● Written request: Return all of the entries exactly, with nothing added or left out.
<<<<
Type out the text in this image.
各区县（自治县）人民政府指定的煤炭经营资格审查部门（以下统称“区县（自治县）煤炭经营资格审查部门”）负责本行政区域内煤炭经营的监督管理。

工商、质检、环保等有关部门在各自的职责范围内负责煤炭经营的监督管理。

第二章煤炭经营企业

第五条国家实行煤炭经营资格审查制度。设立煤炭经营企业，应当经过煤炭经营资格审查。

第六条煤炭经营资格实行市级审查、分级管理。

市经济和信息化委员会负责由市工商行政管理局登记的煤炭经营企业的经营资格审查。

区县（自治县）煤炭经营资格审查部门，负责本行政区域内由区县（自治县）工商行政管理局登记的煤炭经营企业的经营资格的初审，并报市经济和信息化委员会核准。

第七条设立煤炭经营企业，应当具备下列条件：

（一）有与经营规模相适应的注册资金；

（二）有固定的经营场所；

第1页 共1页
>>>>
● Written solution:
Type out the text in this image.
各区县（自治县）人民政府指定的煤炭经营资格审查部门（以下统称“区县（自治县）煤炭经营资格审查部门”）负责本行政区域内煤炭经营的监督管理。

工商、质检、环保等有关部门在各自的职责范围内负责煤炭经营的监督管理。

第二章煤炭经营企业

第五条国家实行煤炭经营资格审查制度。设立煤炭经营企业，应当经过煤炭经营资格审查。

第六条煤炭经营资格实行市级审查、分级管理。

市经济和信息化委员会负责由市工商行政管理局登记的煤炭经营企业的经营资格审查。

区县（自治县）煤炭经营资格审查部门，负责本行政区域内由区县（自治县）工商行政管理局登记的煤炭经营企业的经营资格的初审，并报市经济和信息化委员会核准。

第七条设立煤炭经营企业，应当具备下列条件：

（一）有与经营规模相适应的注册资金；

（二）有固定的经营场所；

第1页 共1页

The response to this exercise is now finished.